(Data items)
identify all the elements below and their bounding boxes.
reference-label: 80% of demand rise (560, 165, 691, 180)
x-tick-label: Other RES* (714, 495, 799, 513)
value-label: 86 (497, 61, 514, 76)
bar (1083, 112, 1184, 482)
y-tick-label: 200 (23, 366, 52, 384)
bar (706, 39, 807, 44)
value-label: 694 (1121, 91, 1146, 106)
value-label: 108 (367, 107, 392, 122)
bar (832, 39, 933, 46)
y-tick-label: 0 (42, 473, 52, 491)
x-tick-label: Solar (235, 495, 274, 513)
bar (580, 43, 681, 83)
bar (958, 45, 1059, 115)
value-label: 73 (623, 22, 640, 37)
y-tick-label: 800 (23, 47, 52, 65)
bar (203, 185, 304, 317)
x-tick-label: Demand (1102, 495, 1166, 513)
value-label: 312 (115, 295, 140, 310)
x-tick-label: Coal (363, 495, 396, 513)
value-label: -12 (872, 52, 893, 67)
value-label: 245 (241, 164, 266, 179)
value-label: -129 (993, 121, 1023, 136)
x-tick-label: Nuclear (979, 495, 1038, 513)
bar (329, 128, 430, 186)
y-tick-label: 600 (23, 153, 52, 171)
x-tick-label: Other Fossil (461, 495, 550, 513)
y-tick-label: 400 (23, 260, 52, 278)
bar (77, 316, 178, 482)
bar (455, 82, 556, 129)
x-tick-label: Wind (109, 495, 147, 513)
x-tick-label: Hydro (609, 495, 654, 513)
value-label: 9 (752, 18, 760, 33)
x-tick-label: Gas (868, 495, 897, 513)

• **Exercise aim**:
Rewrite every line of the data items above as a JSON list of strings, with one string per line and no entries for blank lines.

• **The response**:
[
  "identify all the elements below and their bounding boxes.",
  "reference-label: 80% of demand rise (560, 165, 691, 180)",
  "x-tick-label: Other RES* (714, 495, 799, 513)",
  "value-label: 86 (497, 61, 514, 76)",
  "bar (1083, 112, 1184, 482)",
  "y-tick-label: 200 (23, 366, 52, 384)",
  "bar (706, 39, 807, 44)",
  "value-label: 694 (1121, 91, 1146, 106)",
  "value-label: 108 (367, 107, 392, 122)",
  "bar (832, 39, 933, 46)",
  "y-tick-label: 0 (42, 473, 52, 491)",
  "x-tick-label: Solar (235, 495, 274, 513)",
  "bar (580, 43, 681, 83)",
  "bar (958, 45, 1059, 115)",
  "value-label: 73 (623, 22, 640, 37)",
  "y-tick-label: 800 (23, 47, 52, 65)",
  "bar (203, 185, 304, 317)",
  "x-tick-label: Demand (1102, 495, 1166, 513)",
  "value-label: 312 (115, 295, 140, 310)",
  "x-tick-label: Coal (363, 495, 396, 513)",
  "value-label: -12 (872, 52, 893, 67)",
  "value-label: 245 (241, 164, 266, 179)",
  "value-label: -129 (993, 121, 1023, 136)",
  "x-tick-label: Nuclear (979, 495, 1038, 513)",
  "bar (329, 128, 430, 186)",
  "y-tick-label: 600 (23, 153, 52, 171)",
  "x-tick-label: Other Fossil (461, 495, 550, 513)",
  "y-tick-label: 400 (23, 260, 52, 278)",
  "bar (77, 316, 178, 482)",
  "bar (455, 82, 556, 129)",
  "x-tick-label: Wind (109, 495, 147, 513)",
  "x-tick-label: Hydro (609, 495, 654, 513)",
  "value-label: 9 (752, 18, 760, 33)",
  "x-tick-label: Gas (868, 495, 897, 513)"
]